## begin Extracted material
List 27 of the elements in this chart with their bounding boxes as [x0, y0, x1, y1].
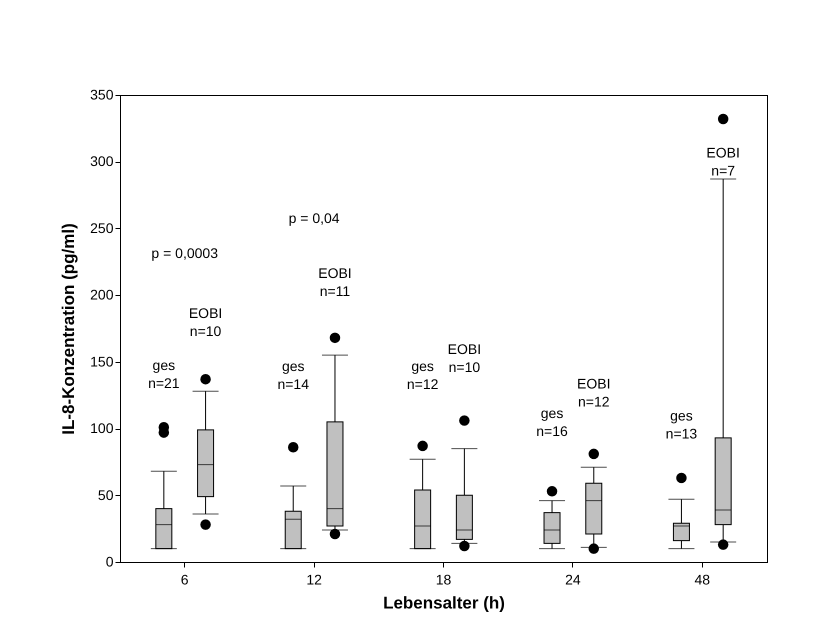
x-tick-label: 24: [565, 572, 581, 588]
y-tick-label: 0: [106, 554, 114, 570]
y-tick-label: 200: [90, 286, 114, 303]
annotation: ges n=16: [536, 404, 568, 439]
x-axis-title: Lebensalter (h): [383, 594, 505, 612]
annotation: EOBI n=7: [706, 144, 740, 179]
annotation: ges n=21: [148, 356, 180, 391]
annotation: EOBI n=10: [188, 304, 222, 339]
y-tick-label: 100: [90, 420, 114, 436]
x-tick-label: 48: [694, 572, 710, 588]
x-tick-label: 12: [306, 572, 322, 588]
annotation: ges n=13: [666, 408, 698, 442]
annotation: EOBI n=10: [448, 340, 482, 375]
y-tick-label: 350: [90, 86, 114, 102]
y-tick-label: 300: [90, 153, 114, 170]
y-axis-title: IL-8-Konzentration (pg/ml): [59, 223, 78, 435]
y-tick-label: 250: [90, 220, 114, 236]
y-tick-label: 150: [90, 353, 114, 370]
annotation: EOBI n=11: [318, 264, 352, 299]
annotation: EOBI n=12: [577, 376, 611, 410]
annotation: p = 0,0003: [151, 244, 218, 261]
annotation: ges n=14: [277, 358, 310, 392]
y-tick-label: 50: [98, 486, 114, 503]
annotation: p = 0,04: [288, 210, 340, 226]
x-tick-label: 6: [180, 572, 189, 588]
annotation: ges n=12: [406, 358, 439, 392]
x-tick-label: 18: [436, 572, 452, 588]
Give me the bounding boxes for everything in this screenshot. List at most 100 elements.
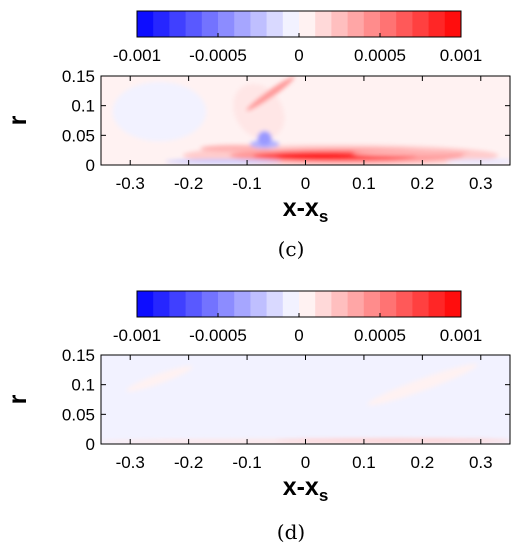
y-tick-label: 0.1: [71, 97, 95, 116]
colorbar-swatch: [169, 291, 186, 317]
colorbar-swatch: [315, 11, 332, 37]
colorbar-swatch: [299, 291, 316, 317]
colorbar-swatch: [331, 11, 348, 37]
colorbar-swatch: [380, 11, 397, 37]
colorbar-swatch: [380, 291, 397, 317]
heatmap-region: [233, 83, 285, 140]
colorbar-swatch: [185, 11, 203, 37]
x-tick-label: -0.1: [232, 174, 261, 193]
colorbar-swatch: [185, 291, 203, 317]
colorbar: -0.001 -0.0005 0 0.0005 0.001: [113, 290, 483, 345]
heatmap-field: [101, 76, 510, 165]
colorbar-swatch: [137, 291, 154, 317]
x-tick-label: -0.3: [116, 453, 145, 472]
colorbar-swatch: [412, 11, 429, 37]
x-axis-label-subscript: s: [319, 207, 328, 226]
colorbar-tick-label: 0.001: [440, 326, 483, 345]
y-tick-label: 0: [86, 156, 95, 175]
colorbar-swatch: [396, 291, 413, 317]
y-axis-label: r: [4, 115, 32, 125]
heatmap-region: [246, 76, 295, 111]
colorbar-swatch: [169, 11, 186, 37]
heatmap-region: [257, 131, 272, 146]
heatmap-region: [276, 153, 359, 160]
colorbar-swatch: [250, 291, 267, 317]
colorbar-swatch: [201, 291, 219, 317]
colorbar-swatch: [347, 291, 365, 317]
heatmap-contours: [112, 76, 510, 165]
heatmap-region: [165, 159, 283, 164]
colorbar-tick-label: -0.001: [113, 46, 161, 65]
colorbar-swatch: [444, 11, 462, 37]
colorbar-swatch: [218, 291, 235, 317]
y-tick-label: 0: [86, 435, 95, 454]
heatmap-region: [276, 438, 510, 443]
heatmap-region: [367, 363, 478, 406]
colorbar-swatch: [331, 291, 348, 317]
colorbar-swatch: [266, 291, 284, 317]
heatmap-region: [112, 81, 207, 142]
heatmap-field: [101, 355, 510, 444]
colorbar-tick-label: -0.001: [113, 326, 161, 345]
x-tick-label: 0.1: [352, 174, 376, 193]
colorbar-swatch: [363, 11, 381, 37]
y-tick-label: 0.05: [62, 405, 95, 424]
colorbar-swatch: [153, 291, 170, 317]
x-tick-label: -0.2: [174, 174, 203, 193]
x-axis-label: x-xs: [283, 194, 329, 226]
colorbar-tick-label: 0: [294, 326, 303, 345]
y-axis-label: r: [4, 394, 32, 404]
x-axis-label-subscript: s: [319, 486, 328, 505]
panel-d-caption: (d): [276, 520, 306, 544]
x-tick-label: -0.3: [116, 174, 145, 193]
colorbar-swatch: [137, 11, 154, 37]
x-tick-label: -0.1: [232, 453, 261, 472]
colorbar-tick-label: 0.0005: [354, 46, 406, 65]
x-tick-label: 0.3: [469, 453, 493, 472]
x-tick-label: 0: [301, 453, 310, 472]
colorbar-swatch: [428, 291, 446, 317]
colorbar-swatch: [153, 11, 170, 37]
x-tick-label: 0.2: [411, 174, 435, 193]
colorbar-swatch: [282, 291, 300, 317]
colorbar-swatch: [234, 291, 251, 317]
colorbar-swatch: [234, 11, 251, 37]
colorbar-swatch: [218, 11, 235, 37]
colorbar-tick-label: -0.0005: [189, 46, 247, 65]
colorbar-swatch: [315, 291, 332, 317]
colorbar-swatch: [282, 11, 300, 37]
y-tick-label: 0.05: [62, 126, 95, 145]
colorbar-swatch: [444, 291, 462, 317]
x-tick-label: 0.2: [411, 453, 435, 472]
heatmap-background: [101, 355, 510, 444]
colorbar: -0.001 -0.0005 0 0.0005 0.001: [113, 10, 483, 65]
x-axis-label-text: x-x: [283, 473, 319, 501]
colorbar-swatch: [250, 11, 267, 37]
colorbar-swatch: [266, 11, 284, 37]
colorbar-swatch: [347, 11, 365, 37]
colorbar-swatch: [299, 11, 316, 37]
colorbar-swatch: [201, 11, 219, 37]
panel-c: -0.001 -0.0005 0 0.0005 0.001 -0.3 -0.2 -0.1 0 0.…: [4, 10, 511, 226]
x-tick-label: -0.2: [174, 453, 203, 472]
colorbar-tick-label: 0.0005: [354, 326, 406, 345]
colorbar-tick-label: 0: [294, 46, 303, 65]
y-tick-label: 0.15: [62, 67, 95, 86]
x-axis-label-text: x-x: [283, 194, 319, 222]
panel-c-caption: (c): [277, 237, 305, 261]
colorbar-tick-label: 0.001: [440, 46, 483, 65]
x-axis-label: x-xs: [283, 473, 329, 505]
colorbar-swatch: [396, 11, 413, 37]
heatmap-region: [352, 150, 470, 157]
x-tick-label: 0.3: [469, 174, 493, 193]
colorbar-swatch: [412, 291, 429, 317]
x-tick-label: 0.1: [352, 453, 376, 472]
panel-d: -0.001 -0.0005 0 0.0005 0.001 -0.3 -0.2 -0.1 0 0.…: [4, 290, 511, 505]
y-tick-label: 0.1: [71, 376, 95, 395]
x-tick-label: 0: [301, 174, 310, 193]
heatmap-region: [126, 365, 193, 392]
colorbar-tick-label: -0.0005: [189, 326, 247, 345]
y-tick-label: 0.15: [62, 346, 95, 365]
heatmap-region: [445, 159, 510, 164]
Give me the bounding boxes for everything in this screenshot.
## end Extracted material
▶ [Work to be completed]
Reproduce every line of the data above verbatim, leaving the pictures out of your answer.

▶ [Finished task]
List 27 of the elements in this chart with their bounding boxes as [x0, y0, x1, y1].
x-tick-label: 24: [565, 572, 581, 588]
y-tick-label: 0: [106, 554, 114, 570]
y-tick-label: 200: [90, 286, 114, 303]
annotation: ges n=16: [536, 404, 568, 439]
x-axis-title: Lebensalter (h): [383, 594, 505, 612]
annotation: EOBI n=7: [706, 144, 740, 179]
annotation: ges n=21: [148, 356, 180, 391]
annotation: EOBI n=10: [188, 304, 222, 339]
y-tick-label: 100: [90, 420, 114, 436]
x-tick-label: 48: [694, 572, 710, 588]
x-tick-label: 12: [306, 572, 322, 588]
annotation: ges n=13: [666, 408, 698, 442]
annotation: EOBI n=10: [448, 340, 482, 375]
y-tick-label: 350: [90, 86, 114, 102]
y-tick-label: 300: [90, 153, 114, 170]
y-axis-title: IL-8-Konzentration (pg/ml): [59, 223, 78, 435]
y-tick-label: 250: [90, 220, 114, 236]
y-tick-label: 150: [90, 353, 114, 370]
annotation: EOBI n=11: [318, 264, 352, 299]
annotation: EOBI n=12: [577, 376, 611, 410]
annotation: p = 0,0003: [151, 244, 218, 261]
annotation: ges n=14: [277, 358, 310, 392]
y-tick-label: 50: [98, 486, 114, 503]
annotation: p = 0,04: [288, 210, 340, 226]
x-tick-label: 6: [180, 572, 189, 588]
annotation: ges n=12: [406, 358, 439, 392]
x-tick-label: 18: [436, 572, 452, 588]
Give me the bounding boxes for everything in this screenshot. List at most 100 elements.
y-tick-label: 0.1: [71, 97, 95, 116]
colorbar-swatch: [169, 291, 186, 317]
colorbar-swatch: [315, 11, 332, 37]
colorbar-swatch: [299, 291, 316, 317]
colorbar-swatch: [331, 11, 348, 37]
colorbar-swatch: [380, 11, 397, 37]
colorbar-swatch: [380, 291, 397, 317]
heatmap-region: [233, 83, 285, 140]
colorbar-swatch: [185, 11, 203, 37]
x-tick-label: -0.1: [232, 174, 261, 193]
colorbar-swatch: [185, 291, 203, 317]
colorbar: -0.001 -0.0005 0 0.0005 0.001: [113, 290, 483, 345]
heatmap-field: [101, 76, 510, 165]
colorbar-swatch: [137, 291, 154, 317]
x-tick-label: -0.3: [116, 453, 145, 472]
colorbar-swatch: [412, 11, 429, 37]
x-axis-label-subscript: s: [319, 207, 328, 226]
colorbar-tick-label: 0.001: [440, 326, 483, 345]
y-tick-label: 0: [86, 156, 95, 175]
colorbar-swatch: [396, 291, 413, 317]
y-axis-label: r: [4, 115, 32, 125]
heatmap-region: [246, 76, 295, 111]
colorbar-swatch: [169, 11, 186, 37]
heatmap-region: [257, 131, 272, 146]
heatmap-region: [276, 153, 359, 160]
colorbar-swatch: [250, 291, 267, 317]
colorbar-swatch: [201, 291, 219, 317]
colorbar-swatch: [347, 291, 365, 317]
heatmap-contours: [112, 76, 510, 165]
heatmap-region: [165, 159, 283, 164]
colorbar-tick-label: -0.001: [113, 46, 161, 65]
colorbar-swatch: [444, 11, 462, 37]
colorbar-swatch: [218, 291, 235, 317]
y-tick-label: 0: [86, 435, 95, 454]
heatmap-region: [276, 438, 510, 443]
heatmap-region: [367, 363, 478, 406]
colorbar-swatch: [331, 291, 348, 317]
colorbar-swatch: [266, 291, 284, 317]
heatmap-region: [112, 81, 207, 142]
heatmap-field: [101, 355, 510, 444]
colorbar-tick-label: -0.001: [113, 326, 161, 345]
x-tick-label: 0.1: [352, 174, 376, 193]
colorbar-swatch: [363, 11, 381, 37]
y-tick-label: 0.05: [62, 405, 95, 424]
colorbar-swatch: [153, 291, 170, 317]
x-tick-label: -0.2: [174, 174, 203, 193]
x-axis-label: x-xs: [283, 194, 329, 226]
colorbar-tick-label: 0: [294, 326, 303, 345]
y-axis-label: r: [4, 394, 32, 404]
x-axis-label-subscript: s: [319, 486, 328, 505]
panel-d-caption: (d): [276, 520, 306, 544]
x-tick-label: -0.3: [116, 174, 145, 193]
colorbar-swatch: [137, 11, 154, 37]
x-tick-label: -0.1: [232, 453, 261, 472]
colorbar-tick-label: 0.0005: [354, 46, 406, 65]
x-tick-label: 0.3: [469, 453, 493, 472]
x-tick-label: 0: [301, 453, 310, 472]
colorbar-swatch: [428, 291, 446, 317]
colorbar-swatch: [153, 11, 170, 37]
x-tick-label: 0.2: [411, 174, 435, 193]
colorbar-swatch: [282, 291, 300, 317]
colorbar-swatch: [234, 291, 251, 317]
colorbar-swatch: [234, 11, 251, 37]
colorbar-swatch: [218, 11, 235, 37]
colorbar-tick-label: -0.0005: [189, 46, 247, 65]
colorbar-swatch: [315, 291, 332, 317]
colorbar-swatch: [282, 11, 300, 37]
y-tick-label: 0.05: [62, 126, 95, 145]
colorbar-swatch: [444, 291, 462, 317]
x-tick-label: 0.2: [411, 453, 435, 472]
heatmap-background: [101, 355, 510, 444]
colorbar: -0.001 -0.0005 0 0.0005 0.001: [113, 10, 483, 65]
x-axis-label-text: x-x: [283, 473, 319, 501]
colorbar-swatch: [250, 11, 267, 37]
colorbar-swatch: [266, 11, 284, 37]
colorbar-swatch: [347, 11, 365, 37]
colorbar-swatch: [299, 11, 316, 37]
colorbar-swatch: [201, 11, 219, 37]
panel-c: -0.001 -0.0005 0 0.0005 0.001 -0.3 -0.2 -0.1 0 0.…: [4, 10, 511, 226]
x-tick-label: -0.2: [174, 453, 203, 472]
colorbar-tick-label: 0.0005: [354, 326, 406, 345]
colorbar-tick-label: 0: [294, 46, 303, 65]
y-tick-label: 0.15: [62, 67, 95, 86]
x-axis-label-text: x-x: [283, 194, 319, 222]
panel-c-caption: (c): [277, 237, 305, 261]
colorbar-tick-label: 0.001: [440, 46, 483, 65]
x-axis-label: x-xs: [283, 473, 329, 505]
colorbar-swatch: [396, 11, 413, 37]
heatmap-region: [352, 150, 470, 157]
x-tick-label: 0.3: [469, 174, 493, 193]
colorbar-swatch: [412, 291, 429, 317]
x-tick-label: 0.1: [352, 453, 376, 472]
panel-d: -0.001 -0.0005 0 0.0005 0.001 -0.3 -0.2 -0.1 0 0.…: [4, 290, 511, 505]
y-tick-label: 0.1: [71, 376, 95, 395]
x-tick-label: 0: [301, 174, 310, 193]
heatmap-region: [126, 365, 193, 392]
colorbar-tick-label: -0.0005: [189, 326, 247, 345]
y-tick-label: 0.15: [62, 346, 95, 365]
heatmap-region: [445, 159, 510, 164]
Give me the bounding boxes for everything in this screenshot.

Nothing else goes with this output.